What to work on -> Without including any pictures, copy each entry below exactly.

Listing ->
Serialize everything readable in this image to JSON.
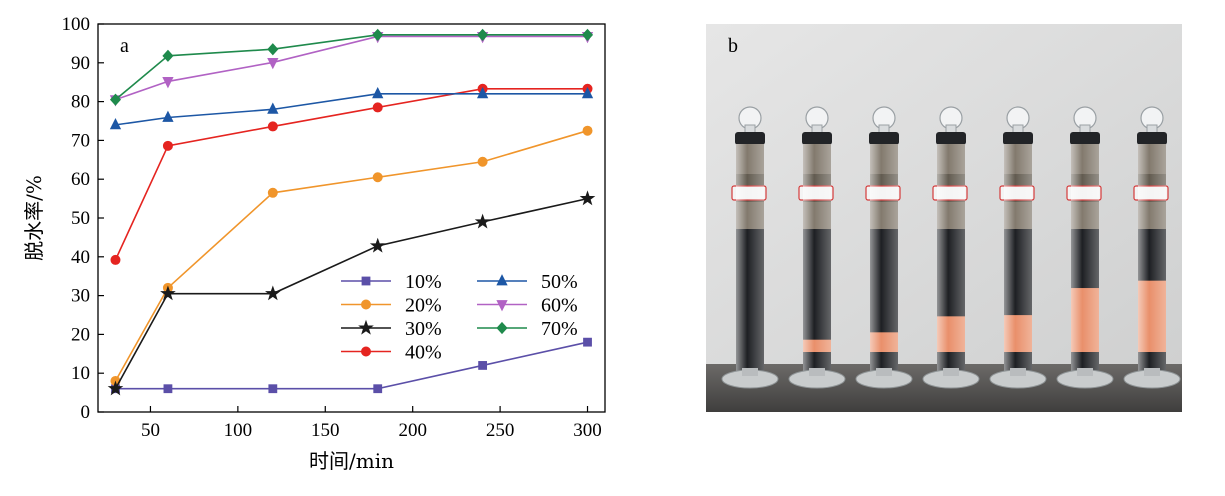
{
  "chart_data": {
    "type": "line",
    "panel_label": "a",
    "xlabel": "时间/min",
    "ylabel": "脱水率/%",
    "xlim": [
      20,
      310
    ],
    "ylim": [
      0,
      100
    ],
    "xticks": [
      50,
      100,
      150,
      200,
      250,
      300
    ],
    "yticks": [
      0,
      10,
      20,
      30,
      40,
      50,
      60,
      70,
      80,
      90,
      100
    ],
    "grid": false,
    "legend_position": "bottom-right",
    "x": [
      30,
      60,
      120,
      180,
      240,
      300
    ],
    "series": [
      {
        "name": "10%",
        "color": "#5b4fa8",
        "marker": "square",
        "values": [
          6,
          6,
          6,
          6,
          12,
          18
        ]
      },
      {
        "name": "20%",
        "color": "#f0952b",
        "marker": "circle",
        "values": [
          8,
          32,
          56.5,
          60.5,
          64.5,
          72.5
        ]
      },
      {
        "name": "30%",
        "color": "#1a1a1a",
        "marker": "star",
        "values": [
          6,
          30.5,
          30.5,
          42.8,
          49,
          55
        ]
      },
      {
        "name": "40%",
        "color": "#e52420",
        "marker": "circle",
        "values": [
          39.2,
          68.6,
          73.6,
          78.5,
          83.3,
          83.3
        ]
      },
      {
        "name": "50%",
        "color": "#1d57a5",
        "marker": "triangle-up",
        "values": [
          74,
          75.9,
          78,
          82,
          82,
          82
        ]
      },
      {
        "name": "60%",
        "color": "#b162c4",
        "marker": "triangle-down",
        "values": [
          80.5,
          85.2,
          90.1,
          96.8,
          96.8,
          96.8
        ]
      },
      {
        "name": "70%",
        "color": "#1f8a4c",
        "marker": "diamond",
        "values": [
          80.5,
          91.8,
          93.5,
          97.2,
          97.2,
          97.2
        ]
      }
    ]
  },
  "photo": {
    "panel_label": "b",
    "tube_count": 7,
    "colors": {
      "dark": "#121418",
      "orange": "#e88a63",
      "wall": "#dcdcdc",
      "floor": "#545250"
    },
    "orange_fraction": [
      0,
      0.1,
      0.16,
      0.29,
      0.3,
      0.52,
      0.58
    ]
  }
}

Exercise answer ->
Serialize everything readable in this image to JSON.
{
  "chart_data": {
    "type": "line",
    "panel_label": "a",
    "xlabel": "时间/min",
    "ylabel": "脱水率/%",
    "xlim": [
      20,
      310
    ],
    "ylim": [
      0,
      100
    ],
    "xticks": [
      50,
      100,
      150,
      200,
      250,
      300
    ],
    "yticks": [
      0,
      10,
      20,
      30,
      40,
      50,
      60,
      70,
      80,
      90,
      100
    ],
    "grid": false,
    "legend_position": "bottom-right",
    "x": [
      30,
      60,
      120,
      180,
      240,
      300
    ],
    "series": [
      {
        "name": "10%",
        "color": "#5b4fa8",
        "marker": "square",
        "values": [
          6,
          6,
          6,
          6,
          12,
          18
        ]
      },
      {
        "name": "20%",
        "color": "#f0952b",
        "marker": "circle",
        "values": [
          8,
          32,
          56.5,
          60.5,
          64.5,
          72.5
        ]
      },
      {
        "name": "30%",
        "color": "#1a1a1a",
        "marker": "star",
        "values": [
          6,
          30.5,
          30.5,
          42.8,
          49,
          55
        ]
      },
      {
        "name": "40%",
        "color": "#e52420",
        "marker": "circle",
        "values": [
          39.2,
          68.6,
          73.6,
          78.5,
          83.3,
          83.3
        ]
      },
      {
        "name": "50%",
        "color": "#1d57a5",
        "marker": "triangle-up",
        "values": [
          74,
          75.9,
          78,
          82,
          82,
          82
        ]
      },
      {
        "name": "60%",
        "color": "#b162c4",
        "marker": "triangle-down",
        "values": [
          80.5,
          85.2,
          90.1,
          96.8,
          96.8,
          96.8
        ]
      },
      {
        "name": "70%",
        "color": "#1f8a4c",
        "marker": "diamond",
        "values": [
          80.5,
          91.8,
          93.5,
          97.2,
          97.2,
          97.2
        ]
      }
    ]
  },
  "photo": {
    "panel_label": "b",
    "tube_count": 7,
    "colors": {
      "dark": "#121418",
      "orange": "#e88a63",
      "wall": "#dcdcdc",
      "floor": "#545250"
    },
    "orange_fraction": [
      0,
      0.1,
      0.16,
      0.29,
      0.3,
      0.52,
      0.58
    ]
  }
}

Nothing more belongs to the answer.